[Coordinate annotation lines]
==*==
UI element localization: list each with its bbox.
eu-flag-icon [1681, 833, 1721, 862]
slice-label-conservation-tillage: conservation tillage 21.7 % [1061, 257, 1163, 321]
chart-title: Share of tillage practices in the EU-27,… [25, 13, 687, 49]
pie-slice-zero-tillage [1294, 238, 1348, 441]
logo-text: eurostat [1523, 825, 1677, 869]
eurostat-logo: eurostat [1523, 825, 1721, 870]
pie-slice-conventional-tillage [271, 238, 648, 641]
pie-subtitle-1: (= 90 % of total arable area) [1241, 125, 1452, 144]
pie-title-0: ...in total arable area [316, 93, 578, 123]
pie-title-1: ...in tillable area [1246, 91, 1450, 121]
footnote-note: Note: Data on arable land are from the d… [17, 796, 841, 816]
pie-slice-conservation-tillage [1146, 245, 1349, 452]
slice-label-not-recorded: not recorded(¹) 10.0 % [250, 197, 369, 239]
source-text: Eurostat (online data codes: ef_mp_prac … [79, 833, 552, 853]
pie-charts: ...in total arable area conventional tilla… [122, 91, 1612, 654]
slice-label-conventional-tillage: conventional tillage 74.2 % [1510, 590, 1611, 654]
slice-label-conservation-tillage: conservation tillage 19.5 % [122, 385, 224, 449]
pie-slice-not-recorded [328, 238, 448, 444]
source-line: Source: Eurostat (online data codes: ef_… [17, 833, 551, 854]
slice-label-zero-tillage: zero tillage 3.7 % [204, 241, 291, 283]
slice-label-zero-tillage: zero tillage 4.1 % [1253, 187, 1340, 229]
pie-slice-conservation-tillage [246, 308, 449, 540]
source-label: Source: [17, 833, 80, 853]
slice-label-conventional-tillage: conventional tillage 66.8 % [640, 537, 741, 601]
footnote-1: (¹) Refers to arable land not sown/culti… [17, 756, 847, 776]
==*==
_Your task_: Find every line above that contains the string "text", matching case, and copy each one.

_Complete response_:
logo-text: eurostat [1523, 825, 1677, 869]
source-text: Eurostat (online data codes: ef_mp_prac … [79, 833, 552, 853]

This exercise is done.